■ WRITTEN REQUEST:
Locate each line holding the string "economicità" and copy it.

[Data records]

◇ ◇ ◇ ◇ ◇ ◇ ◇

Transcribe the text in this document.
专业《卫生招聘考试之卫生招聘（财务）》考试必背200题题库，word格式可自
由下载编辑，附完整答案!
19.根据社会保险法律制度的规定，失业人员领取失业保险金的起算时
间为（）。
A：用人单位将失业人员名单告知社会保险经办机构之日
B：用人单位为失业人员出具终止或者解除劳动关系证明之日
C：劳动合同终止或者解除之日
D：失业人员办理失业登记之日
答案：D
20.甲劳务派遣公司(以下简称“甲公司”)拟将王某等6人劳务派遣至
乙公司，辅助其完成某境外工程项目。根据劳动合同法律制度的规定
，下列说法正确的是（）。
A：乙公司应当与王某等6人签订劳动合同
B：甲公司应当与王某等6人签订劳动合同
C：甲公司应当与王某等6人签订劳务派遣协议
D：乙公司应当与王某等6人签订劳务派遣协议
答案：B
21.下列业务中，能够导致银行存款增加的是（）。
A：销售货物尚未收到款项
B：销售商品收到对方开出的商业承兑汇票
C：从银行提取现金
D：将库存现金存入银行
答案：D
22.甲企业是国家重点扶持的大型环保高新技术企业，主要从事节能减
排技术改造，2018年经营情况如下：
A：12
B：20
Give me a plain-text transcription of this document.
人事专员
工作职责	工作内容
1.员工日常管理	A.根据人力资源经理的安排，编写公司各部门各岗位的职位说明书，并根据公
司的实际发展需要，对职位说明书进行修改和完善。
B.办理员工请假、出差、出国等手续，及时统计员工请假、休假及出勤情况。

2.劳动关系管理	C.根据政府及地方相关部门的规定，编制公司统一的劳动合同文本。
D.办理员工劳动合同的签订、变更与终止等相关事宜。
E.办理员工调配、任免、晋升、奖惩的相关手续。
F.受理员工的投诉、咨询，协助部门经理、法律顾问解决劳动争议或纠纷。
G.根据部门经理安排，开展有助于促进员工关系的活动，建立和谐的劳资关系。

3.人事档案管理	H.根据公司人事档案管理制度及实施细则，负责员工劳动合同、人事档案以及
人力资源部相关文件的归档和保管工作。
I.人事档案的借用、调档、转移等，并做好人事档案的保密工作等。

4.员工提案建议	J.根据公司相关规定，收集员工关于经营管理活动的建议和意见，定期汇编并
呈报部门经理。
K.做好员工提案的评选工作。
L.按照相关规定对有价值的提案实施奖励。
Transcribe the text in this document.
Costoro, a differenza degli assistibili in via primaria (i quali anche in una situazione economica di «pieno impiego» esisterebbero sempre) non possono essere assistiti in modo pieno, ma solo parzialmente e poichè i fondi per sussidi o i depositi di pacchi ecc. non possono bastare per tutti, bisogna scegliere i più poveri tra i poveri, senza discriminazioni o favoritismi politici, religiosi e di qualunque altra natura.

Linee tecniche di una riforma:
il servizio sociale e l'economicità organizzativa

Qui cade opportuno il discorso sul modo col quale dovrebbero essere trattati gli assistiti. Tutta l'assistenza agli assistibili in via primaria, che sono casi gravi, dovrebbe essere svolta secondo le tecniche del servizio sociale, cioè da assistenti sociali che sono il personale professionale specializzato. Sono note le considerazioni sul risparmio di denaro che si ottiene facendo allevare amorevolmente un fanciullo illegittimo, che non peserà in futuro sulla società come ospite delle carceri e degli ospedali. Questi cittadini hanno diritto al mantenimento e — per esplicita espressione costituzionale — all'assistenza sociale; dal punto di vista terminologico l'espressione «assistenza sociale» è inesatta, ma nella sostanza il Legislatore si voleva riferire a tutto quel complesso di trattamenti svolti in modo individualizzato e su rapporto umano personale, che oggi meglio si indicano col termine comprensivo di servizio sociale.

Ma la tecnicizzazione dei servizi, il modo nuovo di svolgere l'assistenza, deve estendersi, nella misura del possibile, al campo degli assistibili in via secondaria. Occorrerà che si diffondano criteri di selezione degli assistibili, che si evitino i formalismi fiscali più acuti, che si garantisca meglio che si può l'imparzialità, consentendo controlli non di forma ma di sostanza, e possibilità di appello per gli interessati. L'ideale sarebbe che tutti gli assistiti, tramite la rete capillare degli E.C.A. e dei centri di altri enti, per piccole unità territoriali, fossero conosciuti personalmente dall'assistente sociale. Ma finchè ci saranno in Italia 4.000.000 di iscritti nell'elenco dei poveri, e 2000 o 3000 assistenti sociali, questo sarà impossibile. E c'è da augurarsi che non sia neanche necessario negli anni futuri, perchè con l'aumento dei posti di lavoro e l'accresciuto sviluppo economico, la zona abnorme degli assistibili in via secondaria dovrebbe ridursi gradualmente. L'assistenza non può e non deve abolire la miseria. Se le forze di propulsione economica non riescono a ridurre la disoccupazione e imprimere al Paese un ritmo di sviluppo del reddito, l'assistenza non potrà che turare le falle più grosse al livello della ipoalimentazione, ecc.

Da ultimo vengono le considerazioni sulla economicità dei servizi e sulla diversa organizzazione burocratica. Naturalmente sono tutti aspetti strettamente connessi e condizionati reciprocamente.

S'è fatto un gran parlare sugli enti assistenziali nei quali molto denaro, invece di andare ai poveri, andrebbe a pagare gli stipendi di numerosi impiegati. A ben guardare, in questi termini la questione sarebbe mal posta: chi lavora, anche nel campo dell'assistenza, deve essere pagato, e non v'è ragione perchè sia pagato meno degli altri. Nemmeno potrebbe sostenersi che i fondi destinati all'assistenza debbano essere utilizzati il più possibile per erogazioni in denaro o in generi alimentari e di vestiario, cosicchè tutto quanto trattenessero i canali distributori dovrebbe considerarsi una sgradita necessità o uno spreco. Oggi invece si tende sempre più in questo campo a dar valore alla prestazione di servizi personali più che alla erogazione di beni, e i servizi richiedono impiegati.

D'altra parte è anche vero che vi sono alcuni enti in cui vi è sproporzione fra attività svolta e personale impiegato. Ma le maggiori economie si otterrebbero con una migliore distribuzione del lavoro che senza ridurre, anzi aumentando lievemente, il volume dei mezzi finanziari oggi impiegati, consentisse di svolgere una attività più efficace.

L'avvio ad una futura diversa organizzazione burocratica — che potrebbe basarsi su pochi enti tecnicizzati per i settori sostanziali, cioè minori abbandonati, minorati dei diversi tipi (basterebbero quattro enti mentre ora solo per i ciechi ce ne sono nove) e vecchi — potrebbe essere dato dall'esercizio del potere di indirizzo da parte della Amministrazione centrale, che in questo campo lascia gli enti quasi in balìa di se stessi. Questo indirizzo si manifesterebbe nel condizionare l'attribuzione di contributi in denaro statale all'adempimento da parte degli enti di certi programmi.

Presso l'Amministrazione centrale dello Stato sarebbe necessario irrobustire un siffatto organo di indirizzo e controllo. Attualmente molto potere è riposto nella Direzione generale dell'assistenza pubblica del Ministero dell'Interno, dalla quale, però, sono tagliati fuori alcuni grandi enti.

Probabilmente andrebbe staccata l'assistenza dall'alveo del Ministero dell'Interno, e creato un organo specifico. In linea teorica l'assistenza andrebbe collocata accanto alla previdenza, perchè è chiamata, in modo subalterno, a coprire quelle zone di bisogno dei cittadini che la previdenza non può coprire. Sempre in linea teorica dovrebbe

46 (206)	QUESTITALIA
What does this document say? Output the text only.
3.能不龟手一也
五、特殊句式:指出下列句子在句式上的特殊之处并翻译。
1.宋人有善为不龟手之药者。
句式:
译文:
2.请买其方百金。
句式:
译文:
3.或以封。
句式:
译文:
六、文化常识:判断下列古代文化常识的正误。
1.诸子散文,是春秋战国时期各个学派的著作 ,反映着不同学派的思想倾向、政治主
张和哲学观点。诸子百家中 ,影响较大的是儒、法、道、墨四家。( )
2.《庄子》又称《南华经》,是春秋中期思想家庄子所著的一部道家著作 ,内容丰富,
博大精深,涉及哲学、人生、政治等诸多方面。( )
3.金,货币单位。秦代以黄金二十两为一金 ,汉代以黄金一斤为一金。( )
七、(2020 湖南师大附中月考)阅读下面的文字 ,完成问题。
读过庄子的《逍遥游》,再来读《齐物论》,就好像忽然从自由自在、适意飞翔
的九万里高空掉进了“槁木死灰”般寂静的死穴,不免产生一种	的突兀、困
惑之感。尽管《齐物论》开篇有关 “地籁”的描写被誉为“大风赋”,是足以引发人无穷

◇ ◇ ◇ ◇ ◇ ◇ ◇

■ REPLY TO THE TASK:
il servizio sociale e l'economicità organizzativa
Da ultimo vengono le considerazioni sulla economicità dei servizi e sulla diversa organizzazione burocratica. Naturalmente sono tutti aspetti strettamente connessi e condizionati reciprocamente.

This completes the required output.